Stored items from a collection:

#####

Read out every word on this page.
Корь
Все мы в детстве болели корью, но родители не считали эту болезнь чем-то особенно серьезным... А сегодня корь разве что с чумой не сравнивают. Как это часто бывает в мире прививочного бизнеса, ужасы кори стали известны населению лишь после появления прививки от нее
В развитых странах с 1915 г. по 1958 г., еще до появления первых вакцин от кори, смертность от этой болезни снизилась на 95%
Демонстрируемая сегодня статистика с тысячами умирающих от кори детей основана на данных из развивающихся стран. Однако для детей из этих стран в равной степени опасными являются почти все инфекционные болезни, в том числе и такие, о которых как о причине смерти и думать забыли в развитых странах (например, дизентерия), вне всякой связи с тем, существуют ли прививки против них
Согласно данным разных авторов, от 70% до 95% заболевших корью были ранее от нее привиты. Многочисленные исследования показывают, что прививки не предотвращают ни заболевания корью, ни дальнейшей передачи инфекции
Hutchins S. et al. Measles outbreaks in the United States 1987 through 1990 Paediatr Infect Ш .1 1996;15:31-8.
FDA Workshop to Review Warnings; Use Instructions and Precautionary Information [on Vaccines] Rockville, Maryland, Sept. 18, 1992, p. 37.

#####

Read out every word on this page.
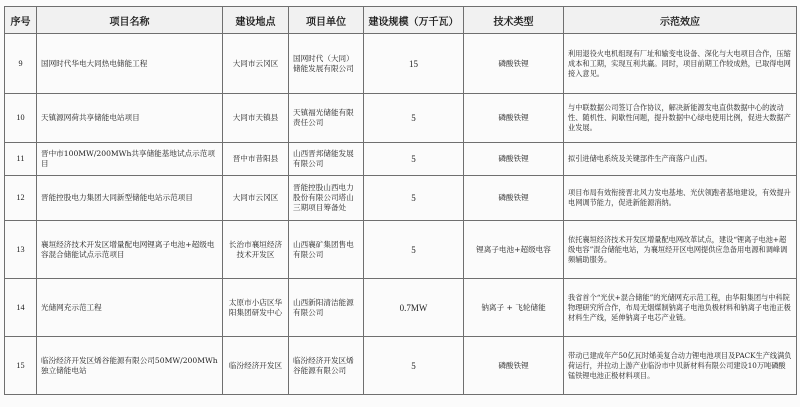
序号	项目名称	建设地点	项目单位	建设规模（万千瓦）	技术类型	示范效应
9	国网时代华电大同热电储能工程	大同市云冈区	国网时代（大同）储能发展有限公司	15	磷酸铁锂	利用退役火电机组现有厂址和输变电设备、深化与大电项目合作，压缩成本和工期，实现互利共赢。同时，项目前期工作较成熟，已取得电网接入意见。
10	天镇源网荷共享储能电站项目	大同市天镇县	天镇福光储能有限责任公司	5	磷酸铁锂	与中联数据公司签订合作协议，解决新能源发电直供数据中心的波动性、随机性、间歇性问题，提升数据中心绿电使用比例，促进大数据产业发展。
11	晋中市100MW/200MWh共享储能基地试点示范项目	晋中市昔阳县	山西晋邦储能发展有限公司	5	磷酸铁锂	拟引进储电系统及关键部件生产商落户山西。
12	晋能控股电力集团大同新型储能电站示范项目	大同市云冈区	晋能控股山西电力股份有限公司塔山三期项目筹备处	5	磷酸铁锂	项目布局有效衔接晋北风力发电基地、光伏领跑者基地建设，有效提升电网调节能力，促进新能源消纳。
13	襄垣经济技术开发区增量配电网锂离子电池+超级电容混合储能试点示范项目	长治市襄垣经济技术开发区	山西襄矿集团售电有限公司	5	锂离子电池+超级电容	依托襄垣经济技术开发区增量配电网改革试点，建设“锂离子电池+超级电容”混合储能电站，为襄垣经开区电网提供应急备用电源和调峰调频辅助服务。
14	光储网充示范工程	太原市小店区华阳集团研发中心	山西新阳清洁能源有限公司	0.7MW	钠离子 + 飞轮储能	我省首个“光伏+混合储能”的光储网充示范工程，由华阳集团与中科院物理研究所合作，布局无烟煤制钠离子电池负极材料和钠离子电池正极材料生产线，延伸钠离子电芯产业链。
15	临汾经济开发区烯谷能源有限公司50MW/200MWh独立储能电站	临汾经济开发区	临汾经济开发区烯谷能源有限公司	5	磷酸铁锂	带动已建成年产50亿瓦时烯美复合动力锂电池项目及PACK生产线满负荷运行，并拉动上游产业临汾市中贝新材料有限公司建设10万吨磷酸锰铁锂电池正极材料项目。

#####

WRITTEN PROBLEM: Looking at the listing above, how many of its lines contain the string "大同市云冈区"? Give the number alone.

RESPONSE: 2